======== Data for this exercise ========

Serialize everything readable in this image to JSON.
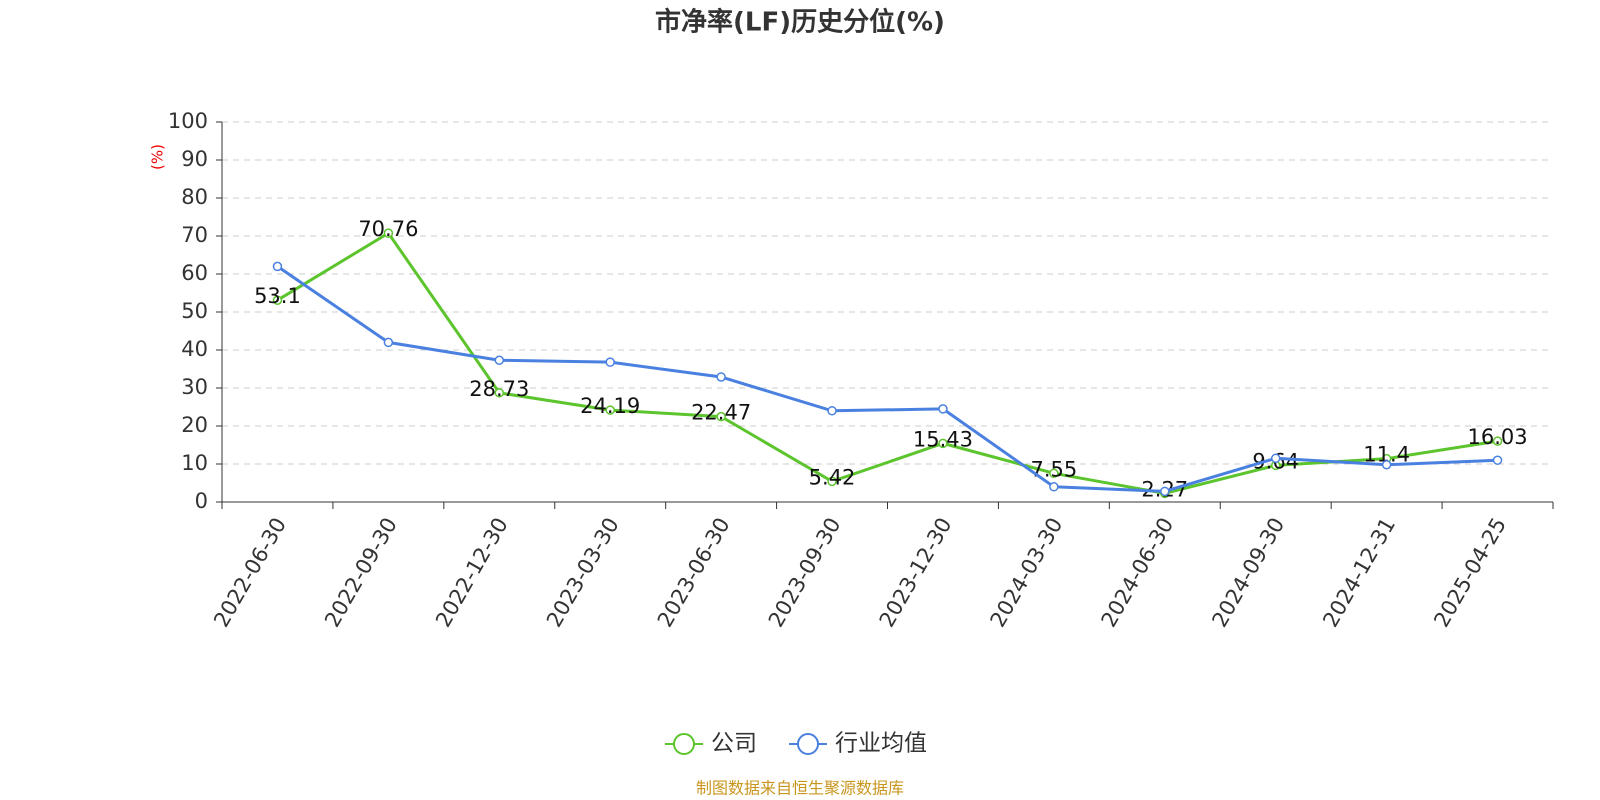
{
  "chart_data": {
    "type": "line",
    "title": "市净率(LF)历史分位(%)",
    "y_label": "(%)",
    "categories": [
      "2022-06-30",
      "2022-09-30",
      "2022-12-30",
      "2023-03-30",
      "2023-06-30",
      "2023-09-30",
      "2023-12-30",
      "2024-03-30",
      "2024-06-30",
      "2024-09-30",
      "2024-12-31",
      "2025-04-25"
    ],
    "series": [
      {
        "name": "公司",
        "color": "#5cc42c",
        "values": [
          53.1,
          70.76,
          28.73,
          24.19,
          22.47,
          5.42,
          15.43,
          7.55,
          2.27,
          9.64,
          11.4,
          16.03
        ],
        "show_labels": true
      },
      {
        "name": "行业均值",
        "color": "#4a80e0",
        "values": [
          62,
          42,
          37.3,
          36.8,
          32.9,
          24,
          24.5,
          4,
          2.8,
          11.5,
          9.8,
          11
        ],
        "show_labels": false
      }
    ],
    "ylim": [
      0,
      100
    ],
    "yticks": [
      0,
      10,
      20,
      30,
      40,
      50,
      60,
      70,
      80,
      90,
      100
    ],
    "grid": true,
    "legend": "bottom",
    "source": "制图数据来自恒生聚源数据库"
  }
}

========

## Set task
Exact duplication of all the records is required; pictures are omitted from the copy.

## Result
Serialize everything readable in this image to JSON.
{
  "chart_data": {
    "type": "line",
    "title": "市净率(LF)历史分位(%)",
    "y_label": "(%)",
    "categories": [
      "2022-06-30",
      "2022-09-30",
      "2022-12-30",
      "2023-03-30",
      "2023-06-30",
      "2023-09-30",
      "2023-12-30",
      "2024-03-30",
      "2024-06-30",
      "2024-09-30",
      "2024-12-31",
      "2025-04-25"
    ],
    "series": [
      {
        "name": "公司",
        "color": "#5cc42c",
        "values": [
          53.1,
          70.76,
          28.73,
          24.19,
          22.47,
          5.42,
          15.43,
          7.55,
          2.27,
          9.64,
          11.4,
          16.03
        ],
        "show_labels": true
      },
      {
        "name": "行业均值",
        "color": "#4a80e0",
        "values": [
          62,
          42,
          37.3,
          36.8,
          32.9,
          24,
          24.5,
          4,
          2.8,
          11.5,
          9.8,
          11
        ],
        "show_labels": false
      }
    ],
    "ylim": [
      0,
      100
    ],
    "yticks": [
      0,
      10,
      20,
      30,
      40,
      50,
      60,
      70,
      80,
      90,
      100
    ],
    "grid": true,
    "legend": "bottom",
    "source": "制图数据来自恒生聚源数据库"
  }
}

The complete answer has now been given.